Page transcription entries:
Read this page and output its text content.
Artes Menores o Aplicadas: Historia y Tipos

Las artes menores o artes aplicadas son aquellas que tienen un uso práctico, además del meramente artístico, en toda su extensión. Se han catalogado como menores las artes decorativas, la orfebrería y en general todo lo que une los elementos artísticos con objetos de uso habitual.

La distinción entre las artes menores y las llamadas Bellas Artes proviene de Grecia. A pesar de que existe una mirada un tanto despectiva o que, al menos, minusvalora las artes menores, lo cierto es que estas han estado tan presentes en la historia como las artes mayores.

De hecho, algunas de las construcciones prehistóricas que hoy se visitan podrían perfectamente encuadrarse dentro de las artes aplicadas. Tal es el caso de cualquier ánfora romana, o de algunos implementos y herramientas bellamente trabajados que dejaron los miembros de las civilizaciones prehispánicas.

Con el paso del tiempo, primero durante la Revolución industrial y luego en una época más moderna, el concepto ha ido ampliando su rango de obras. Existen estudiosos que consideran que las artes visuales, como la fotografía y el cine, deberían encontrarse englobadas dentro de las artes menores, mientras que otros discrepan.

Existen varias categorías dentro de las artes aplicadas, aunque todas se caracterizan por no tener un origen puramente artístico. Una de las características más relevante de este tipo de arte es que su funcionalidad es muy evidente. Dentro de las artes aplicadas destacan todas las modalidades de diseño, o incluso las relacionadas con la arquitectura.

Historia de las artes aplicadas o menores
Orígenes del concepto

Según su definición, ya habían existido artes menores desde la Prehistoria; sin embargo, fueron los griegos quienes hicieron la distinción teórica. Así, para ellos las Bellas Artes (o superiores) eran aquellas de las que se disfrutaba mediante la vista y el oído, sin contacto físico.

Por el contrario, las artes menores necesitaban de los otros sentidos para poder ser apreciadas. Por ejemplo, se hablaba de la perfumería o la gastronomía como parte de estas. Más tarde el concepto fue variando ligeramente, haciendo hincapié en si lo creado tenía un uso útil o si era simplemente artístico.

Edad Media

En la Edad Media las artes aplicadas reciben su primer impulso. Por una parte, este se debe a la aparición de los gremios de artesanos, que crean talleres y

Problem: Return every entry above with nothing altered.

Solution to this task:
Read this page and output its text content.
Artes Menores o Aplicadas: Historia y Tipos

Las artes menores o artes aplicadas son aquellas que tienen un uso práctico, además del meramente artístico, en toda su extensión. Se han catalogado como menores las artes decorativas, la orfebrería y en general todo lo que une los elementos artísticos con objetos de uso habitual.

La distinción entre las artes menores y las llamadas Bellas Artes proviene de Grecia. A pesar de que existe una mirada un tanto despectiva o que, al menos, minusvalora las artes menores, lo cierto es que estas han estado tan presentes en la historia como las artes mayores.

De hecho, algunas de las construcciones prehistóricas que hoy se visitan podrían perfectamente encuadrarse dentro de las artes aplicadas. Tal es el caso de cualquier ánfora romana, o de algunos implementos y herramientas bellamente trabajados que dejaron los miembros de las civilizaciones prehispánicas.

Con el paso del tiempo, primero durante la Revolución industrial y luego en una época más moderna, el concepto ha ido ampliando su rango de obras. Existen estudiosos que consideran que las artes visuales, como la fotografía y el cine, deberían encontrarse englobadas dentro de las artes menores, mientras que otros discrepan.

Existen varias categorías dentro de las artes aplicadas, aunque todas se caracterizan por no tener un origen puramente artístico. Una de las características más relevante de este tipo de arte es que su funcionalidad es muy evidente. Dentro de las artes aplicadas destacan todas las modalidades de diseño, o incluso las relacionadas con la arquitectura.

Historia de las artes aplicadas o menores
Orígenes del concepto

Según su definición, ya habían existido artes menores desde la Prehistoria; sin embargo, fueron los griegos quienes hicieron la distinción teórica. Así, para ellos las Bellas Artes (o superiores) eran aquellas de las que se disfrutaba mediante la vista y el oído, sin contacto físico.

Por el contrario, las artes menores necesitaban de los otros sentidos para poder ser apreciadas. Por ejemplo, se hablaba de la perfumería o la gastronomía como parte de estas. Más tarde el concepto fue variando ligeramente, haciendo hincapié en si lo creado tenía un uso útil o si era simplemente artístico.

Edad Media

En la Edad Media las artes aplicadas reciben su primer impulso. Por una parte, este se debe a la aparición de los gremios de artesanos, que crean talleres y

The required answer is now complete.